* [REQUIRED WORK]
Print the entries that appear below, exactly as written and without their pictures.
+++
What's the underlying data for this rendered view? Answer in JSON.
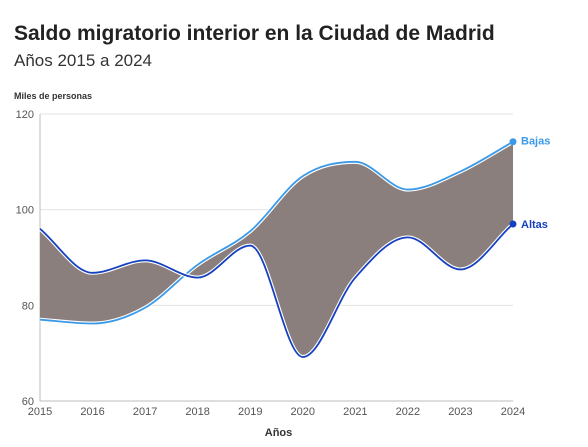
{
  "chart_data": {
    "type": "line",
    "title": "Saldo migratorio interior en la Ciudad de Madrid",
    "subtitle": "Años 2015 a 2024",
    "ylabel": "Miles de personas",
    "xlabel": "Años",
    "x": [
      "2015",
      "2016",
      "2017",
      "2018",
      "2019",
      "2020",
      "2021",
      "2022",
      "2023",
      "2024"
    ],
    "ylim": [
      60,
      120
    ],
    "yticks": [
      "60",
      "80",
      "100",
      "120"
    ],
    "grid": true,
    "fill_between_series": true,
    "series": [
      {
        "name": "Bajas",
        "color": "#3b9ae8",
        "values": [
          77,
          76.2,
          79.5,
          88.5,
          95.5,
          107,
          110,
          104.2,
          108,
          114.2
        ]
      },
      {
        "name": "Altas",
        "color": "#1540c0",
        "values": [
          96,
          86.8,
          89.4,
          85.8,
          92.5,
          69.2,
          85.8,
          94.2,
          87.5,
          97
        ]
      }
    ],
    "fill_color": "#8b7f7d"
  }
}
+++
* [TASK OUTPUT]
What's the underlying data for this rendered view? Answer in JSON.
{
  "chart_data": {
    "type": "line",
    "title": "Saldo migratorio interior en la Ciudad de Madrid",
    "subtitle": "Años 2015 a 2024",
    "ylabel": "Miles de personas",
    "xlabel": "Años",
    "x": [
      "2015",
      "2016",
      "2017",
      "2018",
      "2019",
      "2020",
      "2021",
      "2022",
      "2023",
      "2024"
    ],
    "ylim": [
      60,
      120
    ],
    "yticks": [
      "60",
      "80",
      "100",
      "120"
    ],
    "grid": true,
    "fill_between_series": true,
    "series": [
      {
        "name": "Bajas",
        "color": "#3b9ae8",
        "values": [
          77,
          76.2,
          79.5,
          88.5,
          95.5,
          107,
          110,
          104.2,
          108,
          114.2
        ]
      },
      {
        "name": "Altas",
        "color": "#1540c0",
        "values": [
          96,
          86.8,
          89.4,
          85.8,
          92.5,
          69.2,
          85.8,
          94.2,
          87.5,
          97
        ]
      }
    ],
    "fill_color": "#8b7f7d"
  }
}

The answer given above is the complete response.